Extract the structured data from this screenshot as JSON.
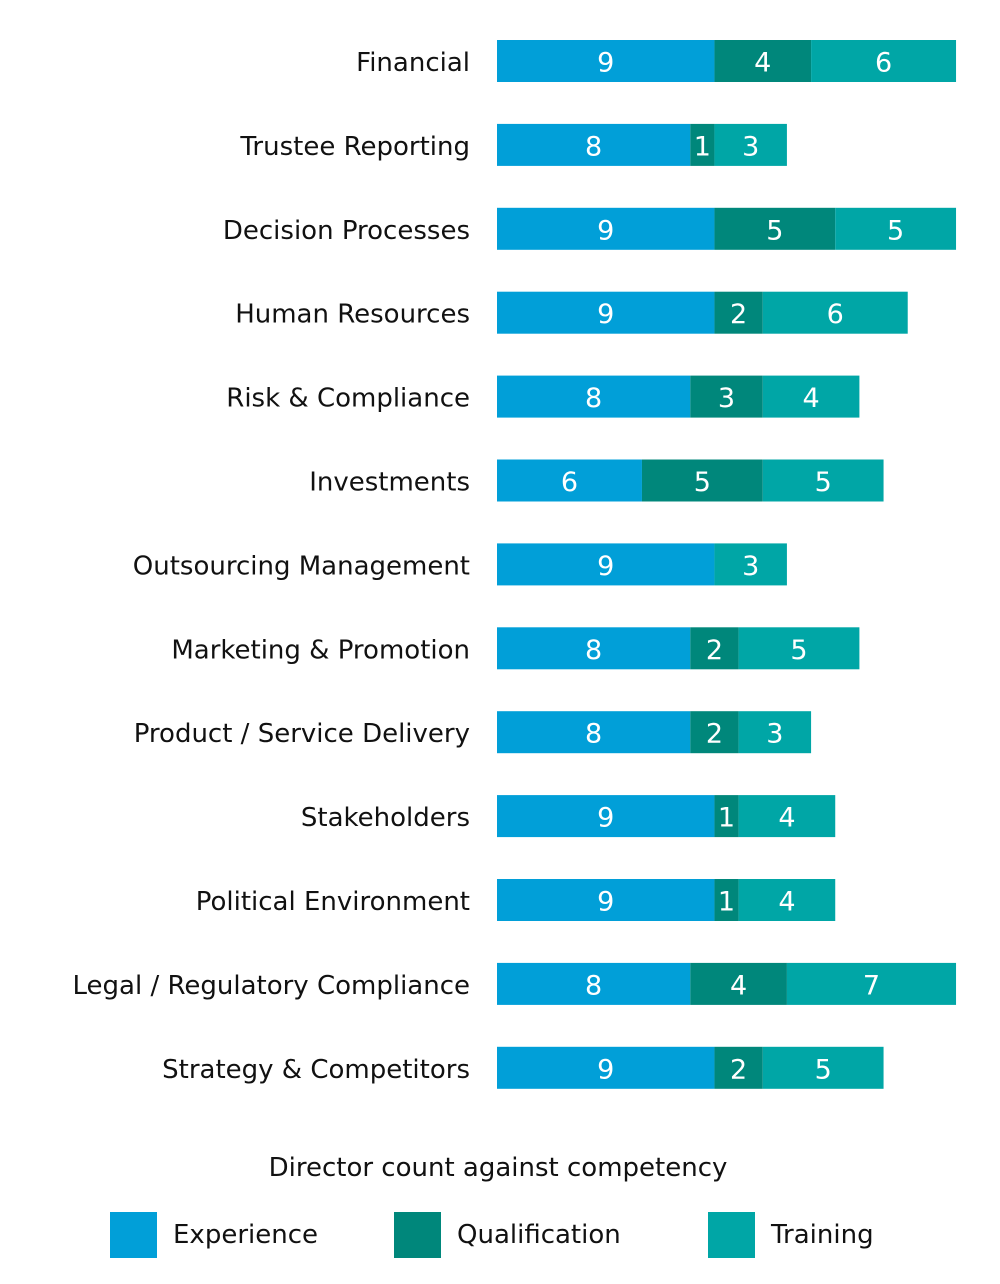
{
  "chart_data": {
    "type": "stacked-bar-horizontal",
    "categories": [
      "Financial",
      "Trustee Reporting",
      "Decision Processes",
      "Human Resources",
      "Risk & Compliance",
      "Investments",
      "Outsourcing Management",
      "Marketing & Promotion",
      "Product / Service Delivery",
      "Stakeholders",
      "Political Environment",
      "Legal / Regulatory Compliance",
      "Strategy & Competitors"
    ],
    "series": [
      {
        "name": "Experience",
        "color": "#019fd8",
        "values": [
          9,
          8,
          9,
          9,
          8,
          6,
          9,
          8,
          8,
          9,
          9,
          8,
          9
        ]
      },
      {
        "name": "Qualification",
        "color": "#00877b",
        "values": [
          4,
          1,
          5,
          2,
          3,
          5,
          null,
          2,
          2,
          1,
          1,
          4,
          2
        ]
      },
      {
        "name": "Training",
        "color": "#00a6a6",
        "values": [
          6,
          3,
          5,
          6,
          4,
          5,
          3,
          5,
          3,
          4,
          4,
          7,
          5
        ]
      }
    ],
    "legend_title": "Director count against competency",
    "legend": "bottom"
  }
}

Instructions for the task
Scan the records above for the string "color", then report every line that contains it.

Finished task
        "color": "#019fd8",
        "color": "#00877b",
        "color": "#00a6a6",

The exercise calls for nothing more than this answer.